Exercise —
Every record below is to be retyped exactly.

--- Recorded information ---

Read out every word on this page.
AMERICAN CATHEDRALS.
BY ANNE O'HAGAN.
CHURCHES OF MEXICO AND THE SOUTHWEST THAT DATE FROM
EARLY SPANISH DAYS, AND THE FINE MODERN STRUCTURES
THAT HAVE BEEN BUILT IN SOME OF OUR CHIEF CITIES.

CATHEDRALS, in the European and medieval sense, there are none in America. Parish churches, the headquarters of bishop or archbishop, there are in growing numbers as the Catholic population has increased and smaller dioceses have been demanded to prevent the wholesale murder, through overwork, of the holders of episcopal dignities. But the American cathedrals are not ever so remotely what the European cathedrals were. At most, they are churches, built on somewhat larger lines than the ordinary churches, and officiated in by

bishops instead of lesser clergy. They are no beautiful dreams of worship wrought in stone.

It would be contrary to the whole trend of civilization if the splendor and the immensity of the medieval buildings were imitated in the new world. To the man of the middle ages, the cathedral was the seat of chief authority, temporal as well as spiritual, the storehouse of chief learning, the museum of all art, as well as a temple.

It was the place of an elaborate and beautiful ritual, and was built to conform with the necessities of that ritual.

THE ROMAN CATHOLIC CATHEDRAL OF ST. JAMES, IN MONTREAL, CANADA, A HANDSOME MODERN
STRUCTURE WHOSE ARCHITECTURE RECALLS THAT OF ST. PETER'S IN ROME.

---

Complete answer —
Read out every word on this page.
AMERICAN CATHEDRALS.
BY ANNE O'HAGAN.
CHURCHES OF MEXICO AND THE SOUTHWEST THAT DATE FROM
EARLY SPANISH DAYS, AND THE FINE MODERN STRUCTURES
THAT HAVE BEEN BUILT IN SOME OF OUR CHIEF CITIES.

CATHEDRALS, in the European and medieval sense, there are none in America. Parish churches, the headquarters of bishop or archbishop, there are in growing numbers as the Catholic population has increased and smaller dioceses have been demanded to prevent the wholesale murder, through overwork, of the holders of episcopal dignities. But the American cathedrals are not ever so remotely what the European cathedrals were. At most, they are churches, built on somewhat larger lines than the ordinary churches, and officiated in by

bishops instead of lesser clergy. They are no beautiful dreams of worship wrought in stone.

It would be contrary to the whole trend of civilization if the splendor and the immensity of the medieval buildings were imitated in the new world. To the man of the middle ages, the cathedral was the seat of chief authority, temporal as well as spiritual, the storehouse of chief learning, the museum of all art, as well as a temple.

It was the place of an elaborate and beautiful ritual, and was built to conform with the necessities of that ritual.

THE ROMAN CATHOLIC CATHEDRAL OF ST. JAMES, IN MONTREAL, CANADA, A HANDSOME MODERN
STRUCTURE WHOSE ARCHITECTURE RECALLS THAT OF ST. PETER'S IN ROME.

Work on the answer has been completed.